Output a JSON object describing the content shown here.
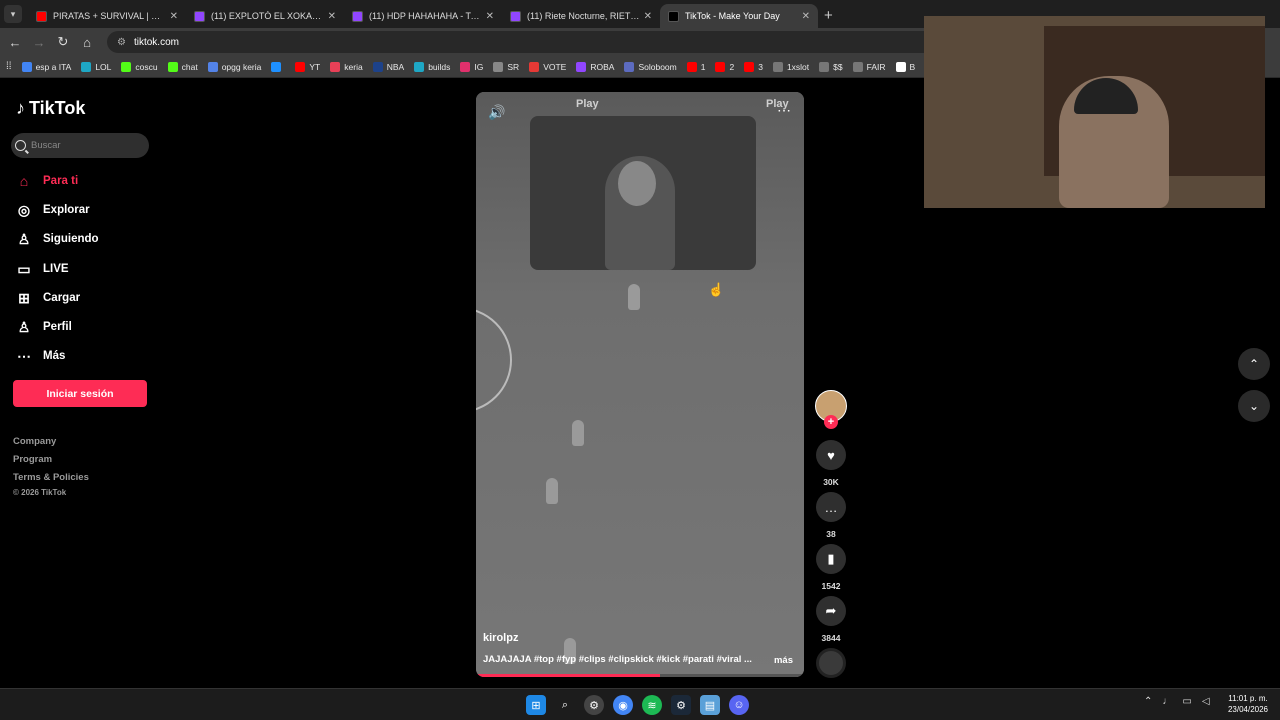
{
  "browser": {
    "tabs": [
      {
        "title": "PIRATAS + SURVIVAL | WindRo...",
        "color": "#ff0000",
        "active": false
      },
      {
        "title": "(11) EXPLOTÓ EL XOKAS - Twitc",
        "color": "#9146ff",
        "active": false
      },
      {
        "title": "(11) HDP HAHAHAHA - Twitch",
        "color": "#9146ff",
        "active": false
      },
      {
        "title": "(11) Riete Nocturne, RIETE ! xdd",
        "color": "#9146ff",
        "active": false
      },
      {
        "title": "TikTok - Make Your Day",
        "color": "#000000",
        "active": true
      }
    ],
    "url": "tiktok.com",
    "bookmarks": [
      {
        "label": "esp a ITA",
        "color": "#4285f4"
      },
      {
        "label": "LOL",
        "color": "#1ea7c5"
      },
      {
        "label": "coscu",
        "color": "#53fc18"
      },
      {
        "label": "chat",
        "color": "#53fc18"
      },
      {
        "label": "opgg keria",
        "color": "#5383e8"
      },
      {
        "label": "",
        "color": "#1e90ff"
      },
      {
        "label": "YT",
        "color": "#ff0000"
      },
      {
        "label": "keria",
        "color": "#e84057"
      },
      {
        "label": "NBA",
        "color": "#1d428a"
      },
      {
        "label": "builds",
        "color": "#1ea7c5"
      },
      {
        "label": "IG",
        "color": "#e1306c"
      },
      {
        "label": "SR",
        "color": "#888888"
      },
      {
        "label": "VOTE",
        "color": "#e53935"
      },
      {
        "label": "ROBA",
        "color": "#9146ff"
      },
      {
        "label": "Soloboom",
        "color": "#5c6bc0"
      },
      {
        "label": "1",
        "color": "#ff0000"
      },
      {
        "label": "2",
        "color": "#ff0000"
      },
      {
        "label": "3",
        "color": "#ff0000"
      },
      {
        "label": "1xslot",
        "color": "#777777"
      },
      {
        "label": "$$",
        "color": "#777777"
      },
      {
        "label": "FAIR",
        "color": "#777777"
      },
      {
        "label": "B",
        "color": "#ffffff"
      }
    ]
  },
  "sidebar": {
    "logo": "TikTok",
    "search_placeholder": "Buscar",
    "items": [
      {
        "label": "Para ti",
        "icon": "home-icon",
        "glyph": "⌂"
      },
      {
        "label": "Explorar",
        "icon": "compass-icon",
        "glyph": "◎"
      },
      {
        "label": "Siguiendo",
        "icon": "following-icon",
        "glyph": "♙"
      },
      {
        "label": "LIVE",
        "icon": "live-icon",
        "glyph": "▭"
      },
      {
        "label": "Cargar",
        "icon": "upload-icon",
        "glyph": "⊞"
      },
      {
        "label": "Perfil",
        "icon": "profile-icon",
        "glyph": "♙"
      },
      {
        "label": "Más",
        "icon": "more-icon",
        "glyph": "⋯"
      }
    ],
    "login_label": "Iniciar sesión",
    "footer": {
      "company": "Company",
      "program": "Program",
      "terms": "Terms & Policies",
      "copyright": "© 2026 TikTok"
    }
  },
  "video": {
    "watermark": "Play",
    "author": "kirolpz",
    "caption": "JAJAJAJA #top #fyp #clips #clipskick #kick #parati #viral ...",
    "more_label": "más",
    "progress": 0.56
  },
  "actions": {
    "likes": "30K",
    "comments": "38",
    "saves": "1542",
    "shares": "3844"
  },
  "taskbar": {
    "time": "11:01 p. m.",
    "date": "23/04/2026"
  },
  "colors": {
    "accent": "#fe2c55"
  }
}
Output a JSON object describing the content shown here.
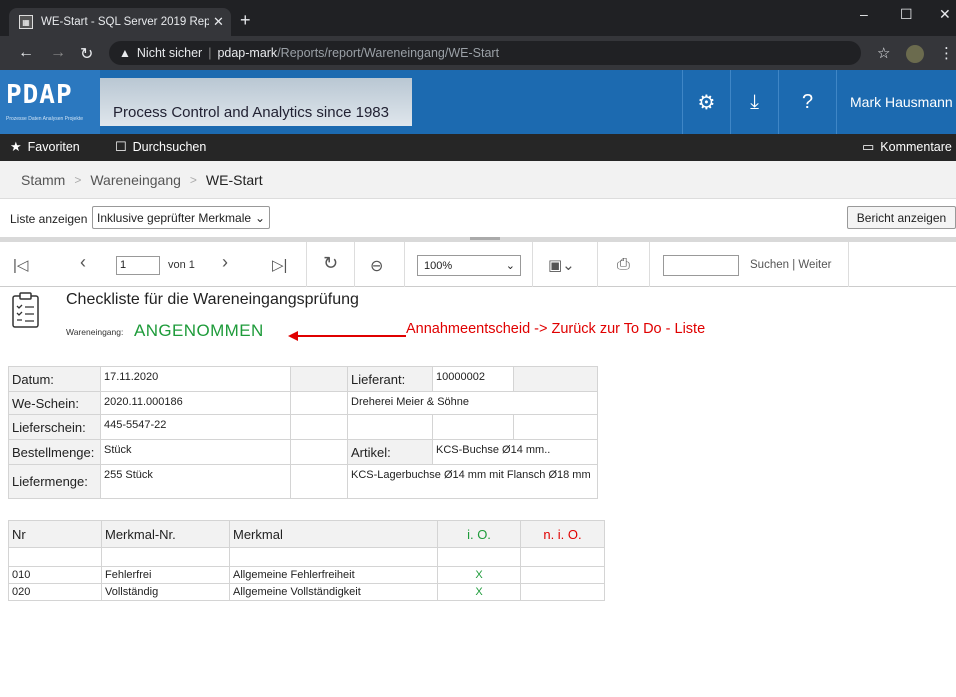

**Exercise**
The answer must be the listing above, restated word for word, with no images in it.

**Answer space**
Output a JSON object describing the content shown here.
{
  "browser": {
    "tabs": [
      {
        "title": "PIRATAS + SURVIVAL | WindRo...",
        "color": "#ff0000",
        "active": false
      },
      {
        "title": "(11) EXPLOTÓ EL XOKAS - Twitc",
        "color": "#9146ff",
        "active": false
      },
      {
        "title": "(11) HDP HAHAHAHA - Twitch",
        "color": "#9146ff",
        "active": false
      },
      {
        "title": "(11) Riete Nocturne, RIETE ! xdd",
        "color": "#9146ff",
        "active": false
      },
      {
        "title": "TikTok - Make Your Day",
        "color": "#000000",
        "active": true
      }
    ],
    "url": "tiktok.com",
    "bookmarks": [
      {
        "label": "esp a ITA",
        "color": "#4285f4"
      },
      {
        "label": "LOL",
        "color": "#1ea7c5"
      },
      {
        "label": "coscu",
        "color": "#53fc18"
      },
      {
        "label": "chat",
        "color": "#53fc18"
      },
      {
        "label": "opgg keria",
        "color": "#5383e8"
      },
      {
        "label": "",
        "color": "#1e90ff"
      },
      {
        "label": "YT",
        "color": "#ff0000"
      },
      {
        "label": "keria",
        "color": "#e84057"
      },
      {
        "label": "NBA",
        "color": "#1d428a"
      },
      {
        "label": "builds",
        "color": "#1ea7c5"
      },
      {
        "label": "IG",
        "color": "#e1306c"
      },
      {
        "label": "SR",
        "color": "#888888"
      },
      {
        "label": "VOTE",
        "color": "#e53935"
      },
      {
        "label": "ROBA",
        "color": "#9146ff"
      },
      {
        "label": "Soloboom",
        "color": "#5c6bc0"
      },
      {
        "label": "1",
        "color": "#ff0000"
      },
      {
        "label": "2",
        "color": "#ff0000"
      },
      {
        "label": "3",
        "color": "#ff0000"
      },
      {
        "label": "1xslot",
        "color": "#777777"
      },
      {
        "label": "$$",
        "color": "#777777"
      },
      {
        "label": "FAIR",
        "color": "#777777"
      },
      {
        "label": "B",
        "color": "#ffffff"
      }
    ]
  },
  "sidebar": {
    "logo": "TikTok",
    "search_placeholder": "Buscar",
    "items": [
      {
        "label": "Para ti",
        "icon": "home-icon",
        "glyph": "⌂"
      },
      {
        "label": "Explorar",
        "icon": "compass-icon",
        "glyph": "◎"
      },
      {
        "label": "Siguiendo",
        "icon": "following-icon",
        "glyph": "♙"
      },
      {
        "label": "LIVE",
        "icon": "live-icon",
        "glyph": "▭"
      },
      {
        "label": "Cargar",
        "icon": "upload-icon",
        "glyph": "⊞"
      },
      {
        "label": "Perfil",
        "icon": "profile-icon",
        "glyph": "♙"
      },
      {
        "label": "Más",
        "icon": "more-icon",
        "glyph": "⋯"
      }
    ],
    "login_label": "Iniciar sesión",
    "footer": {
      "company": "Company",
      "program": "Program",
      "terms": "Terms & Policies",
      "copyright": "© 2026 TikTok"
    }
  },
  "video": {
    "watermark": "Play",
    "author": "kirolpz",
    "caption": "JAJAJAJA #top #fyp #clips #clipskick #kick #parati #viral ...",
    "more_label": "más",
    "progress": 0.56
  },
  "actions": {
    "likes": "30K",
    "comments": "38",
    "saves": "1542",
    "shares": "3844"
  },
  "taskbar": {
    "time": "11:01 p. m.",
    "date": "23/04/2026"
  },
  "colors": {
    "accent": "#fe2c55"
  }
}
Output a JSON object describing the content shown here.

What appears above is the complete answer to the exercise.